Task description | Below are records; work out how many of their lines hold the string "log₁₀" and give that number alone.

(Rows from a figure dataset)
* BEGIN *

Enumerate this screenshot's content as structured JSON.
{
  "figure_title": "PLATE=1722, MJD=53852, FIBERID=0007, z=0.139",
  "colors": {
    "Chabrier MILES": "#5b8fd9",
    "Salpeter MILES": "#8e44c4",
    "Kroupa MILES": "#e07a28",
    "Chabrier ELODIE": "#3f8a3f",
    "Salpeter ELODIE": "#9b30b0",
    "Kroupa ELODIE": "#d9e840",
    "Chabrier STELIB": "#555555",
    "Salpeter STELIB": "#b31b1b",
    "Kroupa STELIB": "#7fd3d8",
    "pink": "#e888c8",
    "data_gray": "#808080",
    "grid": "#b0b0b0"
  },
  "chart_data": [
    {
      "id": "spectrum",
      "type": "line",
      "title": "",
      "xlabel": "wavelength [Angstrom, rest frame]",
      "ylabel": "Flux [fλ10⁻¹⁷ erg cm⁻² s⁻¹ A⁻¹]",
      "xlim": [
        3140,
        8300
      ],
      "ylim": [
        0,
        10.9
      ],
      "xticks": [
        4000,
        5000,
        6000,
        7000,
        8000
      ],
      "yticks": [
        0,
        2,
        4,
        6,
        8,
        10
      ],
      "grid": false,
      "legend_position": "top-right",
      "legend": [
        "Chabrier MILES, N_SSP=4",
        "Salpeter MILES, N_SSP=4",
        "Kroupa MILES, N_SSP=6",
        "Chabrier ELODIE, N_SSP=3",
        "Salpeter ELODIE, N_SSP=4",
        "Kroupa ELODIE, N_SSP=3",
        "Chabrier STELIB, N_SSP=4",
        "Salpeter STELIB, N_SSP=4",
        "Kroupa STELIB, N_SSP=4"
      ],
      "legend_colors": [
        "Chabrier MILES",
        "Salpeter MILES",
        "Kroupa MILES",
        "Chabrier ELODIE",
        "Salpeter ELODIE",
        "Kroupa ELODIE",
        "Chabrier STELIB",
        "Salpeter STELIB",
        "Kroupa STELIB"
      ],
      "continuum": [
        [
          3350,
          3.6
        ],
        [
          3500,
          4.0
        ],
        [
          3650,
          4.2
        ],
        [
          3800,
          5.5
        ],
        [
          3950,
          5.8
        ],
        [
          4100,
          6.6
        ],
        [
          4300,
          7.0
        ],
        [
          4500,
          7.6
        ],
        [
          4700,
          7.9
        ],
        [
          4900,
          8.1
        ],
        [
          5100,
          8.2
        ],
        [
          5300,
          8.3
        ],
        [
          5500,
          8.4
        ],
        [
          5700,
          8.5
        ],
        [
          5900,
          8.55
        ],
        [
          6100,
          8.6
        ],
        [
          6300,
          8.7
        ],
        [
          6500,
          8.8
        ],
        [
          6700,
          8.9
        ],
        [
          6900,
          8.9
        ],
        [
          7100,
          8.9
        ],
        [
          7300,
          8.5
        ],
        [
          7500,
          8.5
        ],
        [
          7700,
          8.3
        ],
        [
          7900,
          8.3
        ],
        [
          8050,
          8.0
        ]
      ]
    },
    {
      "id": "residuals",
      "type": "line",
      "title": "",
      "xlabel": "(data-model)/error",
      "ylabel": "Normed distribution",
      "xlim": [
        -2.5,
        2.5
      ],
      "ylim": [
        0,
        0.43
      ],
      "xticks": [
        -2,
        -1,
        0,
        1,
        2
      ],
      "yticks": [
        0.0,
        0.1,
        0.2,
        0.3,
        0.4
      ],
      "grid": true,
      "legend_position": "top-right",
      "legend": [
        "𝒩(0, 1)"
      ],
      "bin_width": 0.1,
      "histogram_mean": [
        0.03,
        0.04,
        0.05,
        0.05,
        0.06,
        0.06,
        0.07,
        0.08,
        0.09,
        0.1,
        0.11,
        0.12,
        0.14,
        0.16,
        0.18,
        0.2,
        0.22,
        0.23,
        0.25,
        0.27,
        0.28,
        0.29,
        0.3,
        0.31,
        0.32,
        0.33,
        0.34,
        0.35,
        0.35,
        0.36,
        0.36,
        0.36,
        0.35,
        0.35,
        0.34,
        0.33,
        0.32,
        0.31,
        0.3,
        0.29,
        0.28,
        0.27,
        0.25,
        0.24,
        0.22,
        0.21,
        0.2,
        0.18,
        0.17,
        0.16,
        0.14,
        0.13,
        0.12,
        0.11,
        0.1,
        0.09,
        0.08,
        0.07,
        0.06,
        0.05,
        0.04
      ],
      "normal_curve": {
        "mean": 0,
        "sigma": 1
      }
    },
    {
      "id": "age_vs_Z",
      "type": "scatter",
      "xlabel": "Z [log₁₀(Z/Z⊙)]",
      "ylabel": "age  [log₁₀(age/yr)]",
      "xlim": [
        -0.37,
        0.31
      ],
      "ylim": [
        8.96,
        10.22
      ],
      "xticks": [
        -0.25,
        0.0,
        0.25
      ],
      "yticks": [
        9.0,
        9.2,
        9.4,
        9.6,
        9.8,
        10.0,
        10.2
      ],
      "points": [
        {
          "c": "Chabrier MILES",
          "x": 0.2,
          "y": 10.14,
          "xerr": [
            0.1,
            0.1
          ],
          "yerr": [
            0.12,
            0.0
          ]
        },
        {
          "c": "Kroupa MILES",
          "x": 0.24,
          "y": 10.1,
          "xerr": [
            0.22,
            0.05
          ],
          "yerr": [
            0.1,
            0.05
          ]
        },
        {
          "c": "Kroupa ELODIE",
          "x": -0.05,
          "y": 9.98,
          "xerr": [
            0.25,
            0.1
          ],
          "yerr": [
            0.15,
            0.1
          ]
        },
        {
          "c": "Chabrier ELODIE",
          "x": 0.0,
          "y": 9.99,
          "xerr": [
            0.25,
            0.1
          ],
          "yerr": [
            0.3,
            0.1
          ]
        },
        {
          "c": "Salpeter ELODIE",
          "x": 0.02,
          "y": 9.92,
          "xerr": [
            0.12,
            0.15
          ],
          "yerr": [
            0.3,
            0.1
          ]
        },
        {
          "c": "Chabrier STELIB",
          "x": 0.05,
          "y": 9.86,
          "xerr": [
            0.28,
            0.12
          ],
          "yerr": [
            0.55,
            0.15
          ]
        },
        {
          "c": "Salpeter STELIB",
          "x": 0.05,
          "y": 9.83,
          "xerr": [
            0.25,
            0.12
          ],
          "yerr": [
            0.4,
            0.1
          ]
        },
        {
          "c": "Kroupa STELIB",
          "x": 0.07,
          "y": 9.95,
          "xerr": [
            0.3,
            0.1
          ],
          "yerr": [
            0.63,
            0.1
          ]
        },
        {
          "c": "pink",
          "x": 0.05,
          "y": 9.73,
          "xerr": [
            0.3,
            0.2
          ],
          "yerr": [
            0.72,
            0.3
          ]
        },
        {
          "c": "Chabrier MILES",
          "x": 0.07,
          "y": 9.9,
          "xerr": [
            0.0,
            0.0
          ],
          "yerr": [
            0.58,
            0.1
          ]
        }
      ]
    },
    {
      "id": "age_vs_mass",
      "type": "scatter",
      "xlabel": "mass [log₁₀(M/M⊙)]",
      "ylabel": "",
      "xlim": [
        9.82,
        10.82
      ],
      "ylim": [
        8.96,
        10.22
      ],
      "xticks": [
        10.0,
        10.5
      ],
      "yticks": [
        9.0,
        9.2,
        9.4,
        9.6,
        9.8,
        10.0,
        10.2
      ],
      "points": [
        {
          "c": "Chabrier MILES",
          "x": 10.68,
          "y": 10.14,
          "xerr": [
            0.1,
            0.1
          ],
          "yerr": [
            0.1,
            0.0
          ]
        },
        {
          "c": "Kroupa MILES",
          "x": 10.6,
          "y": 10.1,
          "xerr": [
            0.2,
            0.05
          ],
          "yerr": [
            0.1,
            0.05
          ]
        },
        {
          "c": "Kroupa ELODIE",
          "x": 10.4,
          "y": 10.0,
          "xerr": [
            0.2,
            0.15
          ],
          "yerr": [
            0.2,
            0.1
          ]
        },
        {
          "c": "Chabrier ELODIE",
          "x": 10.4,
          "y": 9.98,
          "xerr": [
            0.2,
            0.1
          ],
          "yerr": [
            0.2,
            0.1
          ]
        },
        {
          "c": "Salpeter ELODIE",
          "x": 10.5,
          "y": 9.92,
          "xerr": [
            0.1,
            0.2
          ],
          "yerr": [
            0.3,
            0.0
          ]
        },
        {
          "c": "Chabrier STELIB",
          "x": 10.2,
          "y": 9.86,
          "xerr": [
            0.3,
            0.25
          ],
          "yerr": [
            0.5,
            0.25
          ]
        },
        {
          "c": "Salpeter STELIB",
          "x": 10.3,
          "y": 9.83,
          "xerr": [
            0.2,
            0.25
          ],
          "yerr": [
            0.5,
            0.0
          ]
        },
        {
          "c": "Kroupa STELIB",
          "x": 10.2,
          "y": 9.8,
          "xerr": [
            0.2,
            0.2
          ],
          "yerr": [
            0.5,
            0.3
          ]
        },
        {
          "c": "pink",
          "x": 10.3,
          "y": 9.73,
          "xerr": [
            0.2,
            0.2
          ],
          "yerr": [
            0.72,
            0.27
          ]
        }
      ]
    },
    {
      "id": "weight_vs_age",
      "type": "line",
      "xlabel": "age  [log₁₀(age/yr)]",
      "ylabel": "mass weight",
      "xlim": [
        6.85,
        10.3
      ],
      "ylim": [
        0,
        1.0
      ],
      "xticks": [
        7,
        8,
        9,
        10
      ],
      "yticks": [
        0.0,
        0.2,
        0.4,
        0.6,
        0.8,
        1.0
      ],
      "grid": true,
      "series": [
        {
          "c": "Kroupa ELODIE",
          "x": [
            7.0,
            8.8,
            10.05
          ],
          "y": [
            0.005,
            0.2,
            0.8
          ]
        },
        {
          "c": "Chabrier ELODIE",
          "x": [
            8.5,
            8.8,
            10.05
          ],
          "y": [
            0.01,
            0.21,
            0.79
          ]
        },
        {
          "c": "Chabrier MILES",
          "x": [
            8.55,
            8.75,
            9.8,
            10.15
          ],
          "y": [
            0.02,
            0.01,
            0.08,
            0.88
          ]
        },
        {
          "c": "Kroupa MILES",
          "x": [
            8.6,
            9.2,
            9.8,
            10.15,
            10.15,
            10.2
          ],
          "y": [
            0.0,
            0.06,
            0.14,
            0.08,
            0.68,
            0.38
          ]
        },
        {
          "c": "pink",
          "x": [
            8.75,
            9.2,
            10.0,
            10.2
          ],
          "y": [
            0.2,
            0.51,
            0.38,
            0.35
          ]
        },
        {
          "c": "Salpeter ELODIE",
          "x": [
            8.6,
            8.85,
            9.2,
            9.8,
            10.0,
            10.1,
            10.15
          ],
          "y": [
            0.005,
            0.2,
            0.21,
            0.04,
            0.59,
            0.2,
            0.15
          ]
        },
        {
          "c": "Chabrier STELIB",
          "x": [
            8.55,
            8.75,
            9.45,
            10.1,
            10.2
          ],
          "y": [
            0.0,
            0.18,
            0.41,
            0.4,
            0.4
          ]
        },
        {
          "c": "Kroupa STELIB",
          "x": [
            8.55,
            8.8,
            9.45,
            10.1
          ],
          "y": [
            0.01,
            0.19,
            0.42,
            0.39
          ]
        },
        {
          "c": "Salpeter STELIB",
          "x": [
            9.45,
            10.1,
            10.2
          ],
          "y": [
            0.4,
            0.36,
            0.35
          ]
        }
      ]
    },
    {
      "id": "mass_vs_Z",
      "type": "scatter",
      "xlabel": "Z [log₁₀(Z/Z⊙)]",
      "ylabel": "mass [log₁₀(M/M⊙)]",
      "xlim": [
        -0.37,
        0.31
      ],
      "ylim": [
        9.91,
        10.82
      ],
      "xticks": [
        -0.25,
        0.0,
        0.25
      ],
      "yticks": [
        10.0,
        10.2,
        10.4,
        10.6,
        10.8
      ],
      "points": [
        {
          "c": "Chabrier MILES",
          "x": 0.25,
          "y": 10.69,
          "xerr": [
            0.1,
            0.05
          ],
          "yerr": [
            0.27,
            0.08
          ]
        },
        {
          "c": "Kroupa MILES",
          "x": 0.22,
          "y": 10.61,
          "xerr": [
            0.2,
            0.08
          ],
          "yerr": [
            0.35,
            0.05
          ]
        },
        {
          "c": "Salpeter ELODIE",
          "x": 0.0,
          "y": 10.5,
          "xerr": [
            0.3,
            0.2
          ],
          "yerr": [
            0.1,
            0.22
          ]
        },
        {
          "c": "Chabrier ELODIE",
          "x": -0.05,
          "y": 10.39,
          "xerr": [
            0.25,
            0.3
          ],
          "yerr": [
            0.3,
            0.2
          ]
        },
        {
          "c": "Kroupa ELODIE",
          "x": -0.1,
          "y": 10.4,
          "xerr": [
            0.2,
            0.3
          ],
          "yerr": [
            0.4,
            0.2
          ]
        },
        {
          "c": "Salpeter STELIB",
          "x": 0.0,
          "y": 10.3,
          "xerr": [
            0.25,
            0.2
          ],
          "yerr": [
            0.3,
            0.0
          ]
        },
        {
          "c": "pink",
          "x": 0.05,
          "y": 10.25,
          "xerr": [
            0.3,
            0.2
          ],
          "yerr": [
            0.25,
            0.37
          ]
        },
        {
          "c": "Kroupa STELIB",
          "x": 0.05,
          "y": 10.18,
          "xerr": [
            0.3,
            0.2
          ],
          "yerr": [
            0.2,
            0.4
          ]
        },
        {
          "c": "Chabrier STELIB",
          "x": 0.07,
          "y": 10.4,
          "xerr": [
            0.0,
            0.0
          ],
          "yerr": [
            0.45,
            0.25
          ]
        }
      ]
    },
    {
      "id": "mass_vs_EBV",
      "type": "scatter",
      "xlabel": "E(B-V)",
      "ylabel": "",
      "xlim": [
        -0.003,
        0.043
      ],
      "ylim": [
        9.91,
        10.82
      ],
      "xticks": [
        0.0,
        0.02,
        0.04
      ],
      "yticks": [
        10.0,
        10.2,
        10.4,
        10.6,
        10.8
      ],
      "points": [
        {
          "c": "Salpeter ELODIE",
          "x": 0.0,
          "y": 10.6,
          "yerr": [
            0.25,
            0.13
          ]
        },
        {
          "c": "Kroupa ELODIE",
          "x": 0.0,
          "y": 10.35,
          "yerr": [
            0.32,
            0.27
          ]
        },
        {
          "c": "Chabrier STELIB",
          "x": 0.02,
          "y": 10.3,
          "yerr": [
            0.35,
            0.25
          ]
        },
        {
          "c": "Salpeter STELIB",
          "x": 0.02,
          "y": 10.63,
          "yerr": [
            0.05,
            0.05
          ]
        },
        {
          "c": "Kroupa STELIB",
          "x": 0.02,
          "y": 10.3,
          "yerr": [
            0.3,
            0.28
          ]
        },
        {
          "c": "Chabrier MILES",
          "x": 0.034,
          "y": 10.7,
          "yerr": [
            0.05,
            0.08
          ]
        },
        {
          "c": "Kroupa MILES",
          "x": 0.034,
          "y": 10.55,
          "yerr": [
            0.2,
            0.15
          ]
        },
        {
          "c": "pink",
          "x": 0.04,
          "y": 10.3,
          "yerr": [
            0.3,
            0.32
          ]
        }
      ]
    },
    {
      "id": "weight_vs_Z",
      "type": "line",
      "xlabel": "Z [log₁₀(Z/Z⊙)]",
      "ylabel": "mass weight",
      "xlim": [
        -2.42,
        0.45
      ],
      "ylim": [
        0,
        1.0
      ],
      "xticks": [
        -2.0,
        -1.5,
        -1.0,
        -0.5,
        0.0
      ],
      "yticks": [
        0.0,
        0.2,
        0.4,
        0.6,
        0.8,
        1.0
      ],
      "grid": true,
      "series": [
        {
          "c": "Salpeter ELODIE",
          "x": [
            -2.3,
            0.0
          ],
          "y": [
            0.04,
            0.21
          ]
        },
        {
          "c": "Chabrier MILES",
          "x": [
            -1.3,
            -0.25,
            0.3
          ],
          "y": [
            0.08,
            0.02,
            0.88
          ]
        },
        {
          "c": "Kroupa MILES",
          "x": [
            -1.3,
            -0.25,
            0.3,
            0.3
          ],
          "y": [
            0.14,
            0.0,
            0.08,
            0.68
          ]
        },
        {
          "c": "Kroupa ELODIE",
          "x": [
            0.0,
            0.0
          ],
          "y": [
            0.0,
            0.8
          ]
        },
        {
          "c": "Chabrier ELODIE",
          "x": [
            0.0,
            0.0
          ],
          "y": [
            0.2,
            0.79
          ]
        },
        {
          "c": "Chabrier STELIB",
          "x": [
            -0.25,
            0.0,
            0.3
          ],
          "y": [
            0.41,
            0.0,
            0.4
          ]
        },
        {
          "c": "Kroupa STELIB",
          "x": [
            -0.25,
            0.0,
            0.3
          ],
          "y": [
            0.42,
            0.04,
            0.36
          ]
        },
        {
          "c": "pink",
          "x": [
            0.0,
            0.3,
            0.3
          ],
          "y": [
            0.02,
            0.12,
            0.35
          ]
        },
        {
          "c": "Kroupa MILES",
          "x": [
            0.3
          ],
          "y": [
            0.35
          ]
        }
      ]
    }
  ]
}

* END *

Complete output | 7